## PROBLEM TO WORK ON
List the lines of this listing that hold the word "EPFL".

Dataset excerpt
☆ ☆ ☆ ☆ ☆
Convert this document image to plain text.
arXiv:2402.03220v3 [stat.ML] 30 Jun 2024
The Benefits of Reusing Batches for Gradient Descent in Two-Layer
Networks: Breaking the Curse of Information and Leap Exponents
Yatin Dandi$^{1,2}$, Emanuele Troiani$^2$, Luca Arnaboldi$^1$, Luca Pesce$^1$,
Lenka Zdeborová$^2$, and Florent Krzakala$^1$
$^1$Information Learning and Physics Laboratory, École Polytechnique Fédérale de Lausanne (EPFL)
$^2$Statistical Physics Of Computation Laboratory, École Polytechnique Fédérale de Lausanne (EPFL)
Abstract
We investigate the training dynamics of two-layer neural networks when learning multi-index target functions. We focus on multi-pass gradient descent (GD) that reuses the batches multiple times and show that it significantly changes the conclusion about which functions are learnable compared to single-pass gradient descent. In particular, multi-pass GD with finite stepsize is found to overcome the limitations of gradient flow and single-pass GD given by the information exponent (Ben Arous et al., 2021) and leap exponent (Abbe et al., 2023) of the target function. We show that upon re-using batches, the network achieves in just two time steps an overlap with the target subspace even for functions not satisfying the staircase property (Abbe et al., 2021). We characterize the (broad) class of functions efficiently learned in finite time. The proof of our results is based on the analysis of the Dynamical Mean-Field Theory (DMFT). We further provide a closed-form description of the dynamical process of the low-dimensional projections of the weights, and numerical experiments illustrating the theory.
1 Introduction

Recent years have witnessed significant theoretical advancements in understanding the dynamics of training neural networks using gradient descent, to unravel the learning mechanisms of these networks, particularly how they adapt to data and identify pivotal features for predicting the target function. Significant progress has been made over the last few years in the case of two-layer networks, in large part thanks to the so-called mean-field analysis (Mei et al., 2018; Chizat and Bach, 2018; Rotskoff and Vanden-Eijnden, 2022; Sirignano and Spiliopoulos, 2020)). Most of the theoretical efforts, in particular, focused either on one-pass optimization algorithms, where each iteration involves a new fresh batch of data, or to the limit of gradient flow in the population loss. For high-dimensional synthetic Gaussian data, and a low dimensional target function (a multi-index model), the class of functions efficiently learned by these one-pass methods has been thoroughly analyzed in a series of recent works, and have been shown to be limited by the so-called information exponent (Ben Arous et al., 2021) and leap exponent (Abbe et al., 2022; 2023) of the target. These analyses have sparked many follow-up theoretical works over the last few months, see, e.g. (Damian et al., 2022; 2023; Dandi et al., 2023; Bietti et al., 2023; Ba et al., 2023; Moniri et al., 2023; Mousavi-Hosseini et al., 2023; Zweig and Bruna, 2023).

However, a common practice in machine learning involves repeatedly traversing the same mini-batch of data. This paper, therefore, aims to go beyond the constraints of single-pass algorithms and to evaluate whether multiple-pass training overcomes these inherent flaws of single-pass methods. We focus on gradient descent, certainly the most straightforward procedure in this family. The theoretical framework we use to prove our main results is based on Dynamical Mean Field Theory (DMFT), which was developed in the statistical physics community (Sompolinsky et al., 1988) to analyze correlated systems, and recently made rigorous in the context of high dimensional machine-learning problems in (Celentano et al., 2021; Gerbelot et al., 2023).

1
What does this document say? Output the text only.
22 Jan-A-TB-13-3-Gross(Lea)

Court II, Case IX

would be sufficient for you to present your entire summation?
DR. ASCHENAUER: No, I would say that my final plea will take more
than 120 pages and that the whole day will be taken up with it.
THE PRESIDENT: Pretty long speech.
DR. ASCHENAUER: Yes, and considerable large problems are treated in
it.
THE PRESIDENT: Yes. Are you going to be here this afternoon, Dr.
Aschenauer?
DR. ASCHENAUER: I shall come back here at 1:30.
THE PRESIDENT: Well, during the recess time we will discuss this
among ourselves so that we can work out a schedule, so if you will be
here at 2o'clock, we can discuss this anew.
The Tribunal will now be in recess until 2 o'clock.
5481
☆ ☆ ☆ ☆ ☆
## RESULT OF THIS EXERCISE
$^1$Information Learning and Physics Laboratory, École Polytechnique Fédérale de Lausanne (EPFL)
$^2$Statistical Physics Of Computation Laboratory, École Polytechnique Fédérale de Lausanne (EPFL)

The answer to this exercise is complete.